◆ **What you are asked to do**
Reproduce the following material exactly, including every line.

(Figure contents as structured data)
───

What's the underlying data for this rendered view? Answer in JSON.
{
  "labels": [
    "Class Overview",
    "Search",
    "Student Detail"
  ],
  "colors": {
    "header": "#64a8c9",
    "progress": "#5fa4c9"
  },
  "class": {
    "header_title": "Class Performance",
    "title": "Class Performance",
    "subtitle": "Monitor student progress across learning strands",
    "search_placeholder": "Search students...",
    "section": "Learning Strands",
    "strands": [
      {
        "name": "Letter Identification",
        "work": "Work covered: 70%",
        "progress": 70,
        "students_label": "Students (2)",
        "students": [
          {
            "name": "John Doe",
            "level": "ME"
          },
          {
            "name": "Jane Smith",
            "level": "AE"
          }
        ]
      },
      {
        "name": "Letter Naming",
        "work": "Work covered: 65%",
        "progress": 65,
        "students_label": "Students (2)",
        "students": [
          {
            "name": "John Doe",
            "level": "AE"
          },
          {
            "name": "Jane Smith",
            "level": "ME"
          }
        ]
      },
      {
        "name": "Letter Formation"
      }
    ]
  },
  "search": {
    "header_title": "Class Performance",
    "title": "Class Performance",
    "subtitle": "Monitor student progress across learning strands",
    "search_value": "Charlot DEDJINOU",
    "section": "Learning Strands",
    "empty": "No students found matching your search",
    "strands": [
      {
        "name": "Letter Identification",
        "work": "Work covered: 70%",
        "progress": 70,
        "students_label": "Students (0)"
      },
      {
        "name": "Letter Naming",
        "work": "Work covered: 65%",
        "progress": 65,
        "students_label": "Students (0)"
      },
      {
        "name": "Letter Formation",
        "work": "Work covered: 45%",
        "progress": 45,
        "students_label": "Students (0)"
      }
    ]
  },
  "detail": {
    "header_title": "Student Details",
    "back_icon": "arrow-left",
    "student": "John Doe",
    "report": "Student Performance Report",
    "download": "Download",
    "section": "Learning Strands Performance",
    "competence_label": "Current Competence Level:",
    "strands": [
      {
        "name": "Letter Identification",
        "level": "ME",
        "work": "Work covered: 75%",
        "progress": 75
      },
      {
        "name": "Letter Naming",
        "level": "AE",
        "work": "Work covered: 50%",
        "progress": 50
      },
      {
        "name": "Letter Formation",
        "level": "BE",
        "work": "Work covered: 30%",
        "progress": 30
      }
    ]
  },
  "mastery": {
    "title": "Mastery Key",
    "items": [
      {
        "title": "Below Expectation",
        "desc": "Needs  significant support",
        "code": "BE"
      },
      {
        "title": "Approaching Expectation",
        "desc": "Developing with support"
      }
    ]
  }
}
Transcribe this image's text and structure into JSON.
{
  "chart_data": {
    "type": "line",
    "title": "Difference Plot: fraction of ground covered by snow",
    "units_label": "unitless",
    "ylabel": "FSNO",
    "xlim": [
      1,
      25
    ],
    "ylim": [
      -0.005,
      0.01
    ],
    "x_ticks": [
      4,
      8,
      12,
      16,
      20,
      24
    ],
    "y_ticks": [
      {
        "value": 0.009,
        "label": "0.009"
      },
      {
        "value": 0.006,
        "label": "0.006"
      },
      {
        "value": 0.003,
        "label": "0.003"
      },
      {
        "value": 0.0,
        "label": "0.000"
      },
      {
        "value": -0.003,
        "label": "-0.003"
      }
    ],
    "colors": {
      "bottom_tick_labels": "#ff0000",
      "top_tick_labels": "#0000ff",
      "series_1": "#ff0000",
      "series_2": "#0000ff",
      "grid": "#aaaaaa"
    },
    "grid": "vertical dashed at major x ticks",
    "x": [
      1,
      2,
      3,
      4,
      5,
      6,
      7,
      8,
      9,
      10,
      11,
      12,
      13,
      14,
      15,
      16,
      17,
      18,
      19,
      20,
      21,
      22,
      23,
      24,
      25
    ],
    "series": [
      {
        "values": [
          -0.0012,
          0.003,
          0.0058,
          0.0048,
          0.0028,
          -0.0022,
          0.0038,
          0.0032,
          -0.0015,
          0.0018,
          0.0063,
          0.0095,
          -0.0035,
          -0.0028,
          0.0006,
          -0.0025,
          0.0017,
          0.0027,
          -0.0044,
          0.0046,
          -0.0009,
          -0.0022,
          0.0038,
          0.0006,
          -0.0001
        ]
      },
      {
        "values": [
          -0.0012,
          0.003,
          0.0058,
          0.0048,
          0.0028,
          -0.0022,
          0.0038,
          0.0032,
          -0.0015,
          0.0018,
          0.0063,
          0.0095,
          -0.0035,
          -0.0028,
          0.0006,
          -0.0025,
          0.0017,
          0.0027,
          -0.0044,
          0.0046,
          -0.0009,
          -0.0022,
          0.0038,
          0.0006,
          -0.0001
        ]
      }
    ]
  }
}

───

◆ **Completed exercise**
What's the underlying data for this rendered view? Answer in JSON.
{
  "labels": [
    "Class Overview",
    "Search",
    "Student Detail"
  ],
  "colors": {
    "header": "#64a8c9",
    "progress": "#5fa4c9"
  },
  "class": {
    "header_title": "Class Performance",
    "title": "Class Performance",
    "subtitle": "Monitor student progress across learning strands",
    "search_placeholder": "Search students...",
    "section": "Learning Strands",
    "strands": [
      {
        "name": "Letter Identification",
        "work": "Work covered: 70%",
        "progress": 70,
        "students_label": "Students (2)",
        "students": [
          {
            "name": "John Doe",
            "level": "ME"
          },
          {
            "name": "Jane Smith",
            "level": "AE"
          }
        ]
      },
      {
        "name": "Letter Naming",
        "work": "Work covered: 65%",
        "progress": 65,
        "students_label": "Students (2)",
        "students": [
          {
            "name": "John Doe",
            "level": "AE"
          },
          {
            "name": "Jane Smith",
            "level": "ME"
          }
        ]
      },
      {
        "name": "Letter Formation"
      }
    ]
  },
  "search": {
    "header_title": "Class Performance",
    "title": "Class Performance",
    "subtitle": "Monitor student progress across learning strands",
    "search_value": "Charlot DEDJINOU",
    "section": "Learning Strands",
    "empty": "No students found matching your search",
    "strands": [
      {
        "name": "Letter Identification",
        "work": "Work covered: 70%",
        "progress": 70,
        "students_label": "Students (0)"
      },
      {
        "name": "Letter Naming",
        "work": "Work covered: 65%",
        "progress": 65,
        "students_label": "Students (0)"
      },
      {
        "name": "Letter Formation",
        "work": "Work covered: 45%",
        "progress": 45,
        "students_label": "Students (0)"
      }
    ]
  },
  "detail": {
    "header_title": "Student Details",
    "back_icon": "arrow-left",
    "student": "John Doe",
    "report": "Student Performance Report",
    "download": "Download",
    "section": "Learning Strands Performance",
    "competence_label": "Current Competence Level:",
    "strands": [
      {
        "name": "Letter Identification",
        "level": "ME",
        "work": "Work covered: 75%",
        "progress": 75
      },
      {
        "name": "Letter Naming",
        "level": "AE",
        "work": "Work covered: 50%",
        "progress": 50
      },
      {
        "name": "Letter Formation",
        "level": "BE",
        "work": "Work covered: 30%",
        "progress": 30
      }
    ]
  },
  "mastery": {
    "title": "Mastery Key",
    "items": [
      {
        "title": "Below Expectation",
        "desc": "Needs  significant support",
        "code": "BE"
      },
      {
        "title": "Approaching Expectation",
        "desc": "Developing with support"
      }
    ]
  }
}
Transcribe this image's text and structure into JSON.
{
  "chart_data": {
    "type": "line",
    "title": "Difference Plot: fraction of ground covered by snow",
    "units_label": "unitless",
    "ylabel": "FSNO",
    "xlim": [
      1,
      25
    ],
    "ylim": [
      -0.005,
      0.01
    ],
    "x_ticks": [
      4,
      8,
      12,
      16,
      20,
      24
    ],
    "y_ticks": [
      {
        "value": 0.009,
        "label": "0.009"
      },
      {
        "value": 0.006,
        "label": "0.006"
      },
      {
        "value": 0.003,
        "label": "0.003"
      },
      {
        "value": 0.0,
        "label": "0.000"
      },
      {
        "value": -0.003,
        "label": "-0.003"
      }
    ],
    "colors": {
      "bottom_tick_labels": "#ff0000",
      "top_tick_labels": "#0000ff",
      "series_1": "#ff0000",
      "series_2": "#0000ff",
      "grid": "#aaaaaa"
    },
    "grid": "vertical dashed at major x ticks",
    "x": [
      1,
      2,
      3,
      4,
      5,
      6,
      7,
      8,
      9,
      10,
      11,
      12,
      13,
      14,
      15,
      16,
      17,
      18,
      19,
      20,
      21,
      22,
      23,
      24,
      25
    ],
    "series": [
      {
        "values": [
          -0.0012,
          0.003,
          0.0058,
          0.0048,
          0.0028,
          -0.0022,
          0.0038,
          0.0032,
          -0.0015,
          0.0018,
          0.0063,
          0.0095,
          -0.0035,
          -0.0028,
          0.0006,
          -0.0025,
          0.0017,
          0.0027,
          -0.0044,
          0.0046,
          -0.0009,
          -0.0022,
          0.0038,
          0.0006,
          -0.0001
        ]
      },
      {
        "values": [
          -0.0012,
          0.003,
          0.0058,
          0.0048,
          0.0028,
          -0.0022,
          0.0038,
          0.0032,
          -0.0015,
          0.0018,
          0.0063,
          0.0095,
          -0.0035,
          -0.0028,
          0.0006,
          -0.0025,
          0.0017,
          0.0027,
          -0.0044,
          0.0046,
          -0.0009,
          -0.0022,
          0.0038,
          0.0006,
          -0.0001
        ]
      }
    ]
  }
}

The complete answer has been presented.